→ Task objective: Check every line for the word "offset" and give the number of lines where it occurs, nothing else.

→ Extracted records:
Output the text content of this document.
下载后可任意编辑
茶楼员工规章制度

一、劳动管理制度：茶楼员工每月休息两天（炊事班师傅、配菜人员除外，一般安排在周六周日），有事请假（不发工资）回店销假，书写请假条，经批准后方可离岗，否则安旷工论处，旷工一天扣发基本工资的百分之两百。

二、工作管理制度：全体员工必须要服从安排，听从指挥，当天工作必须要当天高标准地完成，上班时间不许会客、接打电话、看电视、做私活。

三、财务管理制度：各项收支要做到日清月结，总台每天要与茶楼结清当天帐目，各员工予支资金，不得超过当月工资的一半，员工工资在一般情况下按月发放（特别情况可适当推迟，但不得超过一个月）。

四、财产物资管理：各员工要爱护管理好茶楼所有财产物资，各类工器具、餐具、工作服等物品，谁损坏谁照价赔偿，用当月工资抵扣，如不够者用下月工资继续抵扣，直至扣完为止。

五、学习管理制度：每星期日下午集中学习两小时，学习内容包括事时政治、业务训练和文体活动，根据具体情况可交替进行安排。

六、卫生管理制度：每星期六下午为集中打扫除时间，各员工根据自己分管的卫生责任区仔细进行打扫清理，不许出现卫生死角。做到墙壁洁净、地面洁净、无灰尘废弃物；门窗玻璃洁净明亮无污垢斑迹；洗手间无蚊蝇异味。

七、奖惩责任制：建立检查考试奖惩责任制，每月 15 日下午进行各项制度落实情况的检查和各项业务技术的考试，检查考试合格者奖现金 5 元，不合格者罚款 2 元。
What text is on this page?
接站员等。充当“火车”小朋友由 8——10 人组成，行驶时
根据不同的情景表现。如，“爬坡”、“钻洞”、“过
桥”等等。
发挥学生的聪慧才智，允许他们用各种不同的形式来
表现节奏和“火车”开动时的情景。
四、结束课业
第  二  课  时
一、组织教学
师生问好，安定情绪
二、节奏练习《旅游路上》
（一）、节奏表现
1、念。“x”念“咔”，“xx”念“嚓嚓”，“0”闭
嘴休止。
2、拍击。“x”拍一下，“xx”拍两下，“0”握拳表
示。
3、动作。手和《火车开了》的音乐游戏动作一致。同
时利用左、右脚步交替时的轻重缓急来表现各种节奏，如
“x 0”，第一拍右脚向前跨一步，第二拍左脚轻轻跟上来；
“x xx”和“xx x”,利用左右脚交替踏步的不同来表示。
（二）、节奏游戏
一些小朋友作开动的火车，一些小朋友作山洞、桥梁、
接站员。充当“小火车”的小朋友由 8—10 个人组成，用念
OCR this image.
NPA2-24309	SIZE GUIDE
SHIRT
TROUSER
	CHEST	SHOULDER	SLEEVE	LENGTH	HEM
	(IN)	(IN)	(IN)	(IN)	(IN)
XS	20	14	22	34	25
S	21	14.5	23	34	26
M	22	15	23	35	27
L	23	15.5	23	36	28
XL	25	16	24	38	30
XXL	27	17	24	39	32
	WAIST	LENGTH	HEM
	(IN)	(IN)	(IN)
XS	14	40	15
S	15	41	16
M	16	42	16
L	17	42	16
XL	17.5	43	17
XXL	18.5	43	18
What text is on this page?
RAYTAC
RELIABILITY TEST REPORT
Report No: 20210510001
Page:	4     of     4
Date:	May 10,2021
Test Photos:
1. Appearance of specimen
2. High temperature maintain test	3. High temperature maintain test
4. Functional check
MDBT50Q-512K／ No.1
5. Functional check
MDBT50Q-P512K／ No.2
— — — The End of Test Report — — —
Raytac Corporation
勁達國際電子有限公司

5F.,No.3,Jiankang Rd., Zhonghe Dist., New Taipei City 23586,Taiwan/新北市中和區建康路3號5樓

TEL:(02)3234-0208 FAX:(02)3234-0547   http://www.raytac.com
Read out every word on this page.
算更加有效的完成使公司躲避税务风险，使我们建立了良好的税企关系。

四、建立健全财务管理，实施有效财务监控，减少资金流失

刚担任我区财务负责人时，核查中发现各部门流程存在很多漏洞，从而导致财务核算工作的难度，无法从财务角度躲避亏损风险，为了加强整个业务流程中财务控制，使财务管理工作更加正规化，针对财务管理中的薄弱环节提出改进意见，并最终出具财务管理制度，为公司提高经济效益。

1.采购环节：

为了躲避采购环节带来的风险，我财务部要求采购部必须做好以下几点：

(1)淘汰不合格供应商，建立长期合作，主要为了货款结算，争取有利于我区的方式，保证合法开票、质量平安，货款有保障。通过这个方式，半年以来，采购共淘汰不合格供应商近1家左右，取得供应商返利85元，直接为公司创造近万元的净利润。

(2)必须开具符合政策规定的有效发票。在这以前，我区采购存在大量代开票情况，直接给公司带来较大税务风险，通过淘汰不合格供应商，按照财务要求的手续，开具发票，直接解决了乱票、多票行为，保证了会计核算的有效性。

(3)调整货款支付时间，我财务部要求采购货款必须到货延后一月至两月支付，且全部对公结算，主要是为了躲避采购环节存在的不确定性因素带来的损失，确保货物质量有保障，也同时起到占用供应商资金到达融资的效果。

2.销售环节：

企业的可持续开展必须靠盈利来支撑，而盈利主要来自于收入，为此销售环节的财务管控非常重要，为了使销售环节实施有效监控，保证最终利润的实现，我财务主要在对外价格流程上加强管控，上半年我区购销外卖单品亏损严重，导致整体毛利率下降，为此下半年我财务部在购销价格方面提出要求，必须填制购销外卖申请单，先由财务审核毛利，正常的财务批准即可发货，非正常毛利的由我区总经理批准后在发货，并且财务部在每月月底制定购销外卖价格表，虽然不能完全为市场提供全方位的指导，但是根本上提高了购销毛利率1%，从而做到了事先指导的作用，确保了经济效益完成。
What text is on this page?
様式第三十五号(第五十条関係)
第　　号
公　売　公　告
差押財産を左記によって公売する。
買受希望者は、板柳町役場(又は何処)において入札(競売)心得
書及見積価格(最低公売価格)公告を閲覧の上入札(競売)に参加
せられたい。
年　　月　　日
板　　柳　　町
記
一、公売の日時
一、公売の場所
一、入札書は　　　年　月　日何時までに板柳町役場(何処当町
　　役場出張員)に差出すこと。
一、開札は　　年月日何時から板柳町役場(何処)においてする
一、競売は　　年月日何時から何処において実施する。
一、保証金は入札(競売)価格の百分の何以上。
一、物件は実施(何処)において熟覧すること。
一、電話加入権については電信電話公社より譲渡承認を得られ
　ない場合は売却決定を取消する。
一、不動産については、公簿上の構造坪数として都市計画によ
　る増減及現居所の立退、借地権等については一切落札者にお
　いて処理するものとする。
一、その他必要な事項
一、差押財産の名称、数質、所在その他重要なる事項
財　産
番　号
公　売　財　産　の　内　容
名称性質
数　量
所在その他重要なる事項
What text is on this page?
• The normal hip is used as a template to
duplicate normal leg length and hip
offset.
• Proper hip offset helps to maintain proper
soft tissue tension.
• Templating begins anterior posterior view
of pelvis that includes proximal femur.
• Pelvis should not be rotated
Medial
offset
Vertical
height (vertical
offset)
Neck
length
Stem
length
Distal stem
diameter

→ Complete response: 4